* start Stored data *

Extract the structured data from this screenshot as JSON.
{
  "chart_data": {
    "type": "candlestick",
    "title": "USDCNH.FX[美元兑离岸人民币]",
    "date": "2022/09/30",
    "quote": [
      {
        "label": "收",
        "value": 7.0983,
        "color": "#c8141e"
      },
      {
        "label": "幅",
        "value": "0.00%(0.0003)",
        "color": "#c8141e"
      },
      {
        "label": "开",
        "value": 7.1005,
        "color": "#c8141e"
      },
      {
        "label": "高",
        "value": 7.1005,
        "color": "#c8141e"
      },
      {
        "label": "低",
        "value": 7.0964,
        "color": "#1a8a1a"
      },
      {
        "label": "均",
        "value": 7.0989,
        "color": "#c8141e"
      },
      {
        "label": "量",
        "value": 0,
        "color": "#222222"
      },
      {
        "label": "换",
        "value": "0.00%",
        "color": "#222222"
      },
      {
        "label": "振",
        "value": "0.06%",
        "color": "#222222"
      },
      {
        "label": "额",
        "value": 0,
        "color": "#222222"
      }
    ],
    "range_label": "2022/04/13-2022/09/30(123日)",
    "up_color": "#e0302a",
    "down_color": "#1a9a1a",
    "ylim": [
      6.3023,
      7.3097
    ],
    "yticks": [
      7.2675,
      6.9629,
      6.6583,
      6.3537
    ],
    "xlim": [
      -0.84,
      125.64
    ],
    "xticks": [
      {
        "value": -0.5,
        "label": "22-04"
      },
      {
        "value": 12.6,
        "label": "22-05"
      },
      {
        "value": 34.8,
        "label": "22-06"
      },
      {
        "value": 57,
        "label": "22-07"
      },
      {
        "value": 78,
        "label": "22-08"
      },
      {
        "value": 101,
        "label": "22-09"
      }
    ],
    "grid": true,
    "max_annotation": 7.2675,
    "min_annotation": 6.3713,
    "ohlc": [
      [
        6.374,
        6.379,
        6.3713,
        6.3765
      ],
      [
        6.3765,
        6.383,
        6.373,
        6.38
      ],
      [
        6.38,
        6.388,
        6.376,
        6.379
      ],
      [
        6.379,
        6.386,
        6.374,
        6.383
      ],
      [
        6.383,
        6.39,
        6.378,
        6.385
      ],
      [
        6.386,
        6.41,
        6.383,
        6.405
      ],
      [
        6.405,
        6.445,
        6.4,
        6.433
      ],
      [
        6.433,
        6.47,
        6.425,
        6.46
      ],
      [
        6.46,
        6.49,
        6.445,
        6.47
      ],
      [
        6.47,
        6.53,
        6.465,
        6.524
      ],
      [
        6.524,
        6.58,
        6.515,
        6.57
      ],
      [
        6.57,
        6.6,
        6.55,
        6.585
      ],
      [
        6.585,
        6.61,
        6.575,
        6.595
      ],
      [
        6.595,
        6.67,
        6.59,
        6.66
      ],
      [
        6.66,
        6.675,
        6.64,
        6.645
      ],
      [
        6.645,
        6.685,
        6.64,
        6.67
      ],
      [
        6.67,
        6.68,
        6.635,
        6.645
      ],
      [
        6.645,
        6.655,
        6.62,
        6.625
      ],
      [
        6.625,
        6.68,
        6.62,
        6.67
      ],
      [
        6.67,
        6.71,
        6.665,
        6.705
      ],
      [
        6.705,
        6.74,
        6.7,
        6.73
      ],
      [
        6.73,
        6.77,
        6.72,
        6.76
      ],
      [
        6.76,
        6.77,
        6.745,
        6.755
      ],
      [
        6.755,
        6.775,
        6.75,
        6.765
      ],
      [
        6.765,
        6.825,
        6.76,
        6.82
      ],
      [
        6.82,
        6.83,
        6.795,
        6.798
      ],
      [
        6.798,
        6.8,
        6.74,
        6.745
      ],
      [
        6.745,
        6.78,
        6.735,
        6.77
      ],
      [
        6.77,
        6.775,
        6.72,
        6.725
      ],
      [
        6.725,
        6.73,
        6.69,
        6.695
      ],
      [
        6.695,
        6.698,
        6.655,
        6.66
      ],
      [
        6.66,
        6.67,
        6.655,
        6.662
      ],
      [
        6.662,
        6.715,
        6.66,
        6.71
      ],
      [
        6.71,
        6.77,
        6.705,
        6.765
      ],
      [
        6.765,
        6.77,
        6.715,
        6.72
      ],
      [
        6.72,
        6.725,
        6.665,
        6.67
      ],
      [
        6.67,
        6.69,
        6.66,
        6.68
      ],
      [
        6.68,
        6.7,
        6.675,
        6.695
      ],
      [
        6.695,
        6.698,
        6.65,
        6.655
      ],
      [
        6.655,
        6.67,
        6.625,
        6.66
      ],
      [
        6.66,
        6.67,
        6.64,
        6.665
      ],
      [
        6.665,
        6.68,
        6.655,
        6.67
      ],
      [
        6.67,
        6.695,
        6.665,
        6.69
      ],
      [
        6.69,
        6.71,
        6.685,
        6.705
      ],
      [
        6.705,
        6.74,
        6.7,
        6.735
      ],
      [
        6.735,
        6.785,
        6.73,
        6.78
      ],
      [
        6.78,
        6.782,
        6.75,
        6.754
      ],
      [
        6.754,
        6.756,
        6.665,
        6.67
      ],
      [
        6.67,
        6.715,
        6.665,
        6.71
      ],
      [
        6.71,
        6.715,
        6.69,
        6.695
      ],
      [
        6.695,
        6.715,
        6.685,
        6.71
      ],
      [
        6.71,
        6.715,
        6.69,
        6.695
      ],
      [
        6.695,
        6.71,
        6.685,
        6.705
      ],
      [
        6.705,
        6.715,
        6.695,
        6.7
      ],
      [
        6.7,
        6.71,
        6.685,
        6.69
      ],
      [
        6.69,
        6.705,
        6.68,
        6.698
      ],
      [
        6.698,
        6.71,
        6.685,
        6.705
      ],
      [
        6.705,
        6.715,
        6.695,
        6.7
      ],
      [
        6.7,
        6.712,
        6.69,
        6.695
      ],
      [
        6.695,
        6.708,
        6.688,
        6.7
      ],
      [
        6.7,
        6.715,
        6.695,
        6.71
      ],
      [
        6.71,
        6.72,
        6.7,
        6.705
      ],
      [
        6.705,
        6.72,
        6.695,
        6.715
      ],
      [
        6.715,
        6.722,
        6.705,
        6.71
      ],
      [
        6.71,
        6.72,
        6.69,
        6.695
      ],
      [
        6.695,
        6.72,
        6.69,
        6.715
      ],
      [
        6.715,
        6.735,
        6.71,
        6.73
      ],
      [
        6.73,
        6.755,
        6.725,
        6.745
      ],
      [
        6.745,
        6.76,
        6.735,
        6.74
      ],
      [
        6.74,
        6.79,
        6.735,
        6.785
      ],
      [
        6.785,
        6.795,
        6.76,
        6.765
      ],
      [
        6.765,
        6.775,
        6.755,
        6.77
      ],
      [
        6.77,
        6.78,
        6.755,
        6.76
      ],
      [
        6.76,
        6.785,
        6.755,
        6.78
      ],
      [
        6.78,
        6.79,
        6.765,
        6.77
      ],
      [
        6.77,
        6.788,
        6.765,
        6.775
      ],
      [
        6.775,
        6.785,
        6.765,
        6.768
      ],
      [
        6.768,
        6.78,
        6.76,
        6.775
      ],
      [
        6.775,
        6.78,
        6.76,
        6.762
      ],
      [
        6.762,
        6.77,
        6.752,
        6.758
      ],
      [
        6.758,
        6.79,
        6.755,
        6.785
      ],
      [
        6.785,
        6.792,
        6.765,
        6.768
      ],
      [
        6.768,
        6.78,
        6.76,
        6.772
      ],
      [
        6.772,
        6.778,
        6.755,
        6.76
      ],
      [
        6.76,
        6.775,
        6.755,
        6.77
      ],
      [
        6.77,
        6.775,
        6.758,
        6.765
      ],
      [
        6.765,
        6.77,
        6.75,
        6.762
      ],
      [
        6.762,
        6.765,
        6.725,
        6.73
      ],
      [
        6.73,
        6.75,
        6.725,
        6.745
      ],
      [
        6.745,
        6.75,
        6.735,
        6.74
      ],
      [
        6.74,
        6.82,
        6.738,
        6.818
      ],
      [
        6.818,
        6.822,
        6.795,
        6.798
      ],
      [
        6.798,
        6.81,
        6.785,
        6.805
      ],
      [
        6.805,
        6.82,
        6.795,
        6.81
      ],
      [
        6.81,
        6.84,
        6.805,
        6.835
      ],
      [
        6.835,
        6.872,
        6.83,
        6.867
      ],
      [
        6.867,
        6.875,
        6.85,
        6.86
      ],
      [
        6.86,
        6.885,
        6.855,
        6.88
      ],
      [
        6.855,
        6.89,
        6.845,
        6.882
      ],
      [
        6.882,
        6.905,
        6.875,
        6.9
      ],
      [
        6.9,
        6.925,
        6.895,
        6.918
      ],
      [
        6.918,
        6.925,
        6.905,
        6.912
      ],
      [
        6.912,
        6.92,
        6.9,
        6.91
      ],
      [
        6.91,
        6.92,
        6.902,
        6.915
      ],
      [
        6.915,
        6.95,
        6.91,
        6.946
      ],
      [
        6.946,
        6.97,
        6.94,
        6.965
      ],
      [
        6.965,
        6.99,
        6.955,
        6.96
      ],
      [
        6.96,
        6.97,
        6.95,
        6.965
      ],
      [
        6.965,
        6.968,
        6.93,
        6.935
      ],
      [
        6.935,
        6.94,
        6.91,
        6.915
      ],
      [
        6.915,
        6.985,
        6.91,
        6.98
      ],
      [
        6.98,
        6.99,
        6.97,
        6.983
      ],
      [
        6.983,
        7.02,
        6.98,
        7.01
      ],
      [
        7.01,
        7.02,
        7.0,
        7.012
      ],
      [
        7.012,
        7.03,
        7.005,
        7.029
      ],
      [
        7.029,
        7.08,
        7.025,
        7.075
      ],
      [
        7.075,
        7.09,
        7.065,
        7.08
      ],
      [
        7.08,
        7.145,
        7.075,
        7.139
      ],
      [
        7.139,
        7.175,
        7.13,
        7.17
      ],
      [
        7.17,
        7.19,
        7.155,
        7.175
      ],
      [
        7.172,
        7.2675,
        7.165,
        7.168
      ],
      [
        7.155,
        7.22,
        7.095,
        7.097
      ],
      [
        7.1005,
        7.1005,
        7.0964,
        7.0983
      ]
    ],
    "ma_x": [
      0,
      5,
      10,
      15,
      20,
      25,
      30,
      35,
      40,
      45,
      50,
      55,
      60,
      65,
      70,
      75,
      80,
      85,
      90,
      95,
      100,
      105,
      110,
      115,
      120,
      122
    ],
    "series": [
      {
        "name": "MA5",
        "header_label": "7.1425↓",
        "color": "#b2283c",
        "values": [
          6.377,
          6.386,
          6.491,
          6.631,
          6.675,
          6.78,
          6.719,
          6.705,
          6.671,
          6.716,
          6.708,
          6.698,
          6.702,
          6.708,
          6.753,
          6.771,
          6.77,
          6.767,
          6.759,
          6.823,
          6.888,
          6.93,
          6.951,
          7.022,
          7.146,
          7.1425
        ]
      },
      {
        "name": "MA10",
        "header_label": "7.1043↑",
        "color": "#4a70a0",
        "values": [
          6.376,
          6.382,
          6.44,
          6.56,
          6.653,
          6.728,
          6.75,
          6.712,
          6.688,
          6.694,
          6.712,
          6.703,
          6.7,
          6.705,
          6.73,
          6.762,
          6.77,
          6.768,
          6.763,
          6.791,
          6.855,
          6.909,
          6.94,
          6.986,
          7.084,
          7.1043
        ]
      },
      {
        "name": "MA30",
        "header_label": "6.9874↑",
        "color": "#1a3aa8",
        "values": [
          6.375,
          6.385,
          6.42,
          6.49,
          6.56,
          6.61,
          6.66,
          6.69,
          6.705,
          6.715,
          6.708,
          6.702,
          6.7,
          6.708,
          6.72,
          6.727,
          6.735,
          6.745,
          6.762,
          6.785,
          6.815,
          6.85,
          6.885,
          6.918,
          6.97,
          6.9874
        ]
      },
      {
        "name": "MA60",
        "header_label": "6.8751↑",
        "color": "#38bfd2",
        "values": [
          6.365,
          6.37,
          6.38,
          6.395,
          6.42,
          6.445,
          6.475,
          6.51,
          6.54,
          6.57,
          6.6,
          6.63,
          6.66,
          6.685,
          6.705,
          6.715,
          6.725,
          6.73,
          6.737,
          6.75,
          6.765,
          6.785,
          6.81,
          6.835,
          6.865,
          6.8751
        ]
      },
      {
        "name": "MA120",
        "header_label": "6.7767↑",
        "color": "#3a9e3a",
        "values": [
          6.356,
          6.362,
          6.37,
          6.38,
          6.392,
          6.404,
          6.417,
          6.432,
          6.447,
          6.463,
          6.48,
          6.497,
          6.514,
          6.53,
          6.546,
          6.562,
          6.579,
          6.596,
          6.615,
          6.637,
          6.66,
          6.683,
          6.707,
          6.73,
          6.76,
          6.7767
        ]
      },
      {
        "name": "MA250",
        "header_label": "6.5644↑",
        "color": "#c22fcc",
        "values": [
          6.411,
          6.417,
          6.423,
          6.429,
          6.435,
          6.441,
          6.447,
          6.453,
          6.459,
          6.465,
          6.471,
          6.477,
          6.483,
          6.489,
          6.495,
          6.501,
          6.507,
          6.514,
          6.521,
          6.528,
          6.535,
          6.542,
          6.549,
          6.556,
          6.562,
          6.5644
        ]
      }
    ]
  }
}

* end Stored data *

Locate the string "name" in the listing above and copy every line where it occurs.

        "name": "MA5",
        "name": "MA10",
        "name": "MA30",
        "name": "MA60",
        "name": "MA120",
        "name": "MA250",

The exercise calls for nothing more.